** BEGIN **

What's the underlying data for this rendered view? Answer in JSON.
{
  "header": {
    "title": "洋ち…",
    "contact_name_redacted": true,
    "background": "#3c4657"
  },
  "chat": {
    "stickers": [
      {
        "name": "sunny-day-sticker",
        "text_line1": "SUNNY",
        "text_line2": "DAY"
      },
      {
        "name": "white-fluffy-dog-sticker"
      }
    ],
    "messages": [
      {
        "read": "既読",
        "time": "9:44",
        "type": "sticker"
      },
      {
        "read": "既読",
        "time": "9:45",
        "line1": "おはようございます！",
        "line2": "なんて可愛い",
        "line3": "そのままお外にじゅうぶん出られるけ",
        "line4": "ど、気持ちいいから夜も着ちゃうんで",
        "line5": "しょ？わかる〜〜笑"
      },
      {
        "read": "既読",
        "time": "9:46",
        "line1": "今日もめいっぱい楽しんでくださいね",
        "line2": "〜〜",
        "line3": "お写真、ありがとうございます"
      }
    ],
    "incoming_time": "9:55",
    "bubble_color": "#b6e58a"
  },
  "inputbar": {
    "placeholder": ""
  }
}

** END **

Transcribe the records above exactly as they appear.

What's the underlying data for this rendered view? Answer in JSON.
{
  "header": {
    "title": "洋ち…",
    "contact_name_redacted": true,
    "background": "#3c4657"
  },
  "chat": {
    "stickers": [
      {
        "name": "sunny-day-sticker",
        "text_line1": "SUNNY",
        "text_line2": "DAY"
      },
      {
        "name": "white-fluffy-dog-sticker"
      }
    ],
    "messages": [
      {
        "read": "既読",
        "time": "9:44",
        "type": "sticker"
      },
      {
        "read": "既読",
        "time": "9:45",
        "line1": "おはようございます！",
        "line2": "なんて可愛い",
        "line3": "そのままお外にじゅうぶん出られるけ",
        "line4": "ど、気持ちいいから夜も着ちゃうんで",
        "line5": "しょ？わかる〜〜笑"
      },
      {
        "read": "既読",
        "time": "9:46",
        "line1": "今日もめいっぱい楽しんでくださいね",
        "line2": "〜〜",
        "line3": "お写真、ありがとうございます"
      }
    ],
    "incoming_time": "9:55",
    "bubble_color": "#b6e58a"
  },
  "inputbar": {
    "placeholder": ""
  }
}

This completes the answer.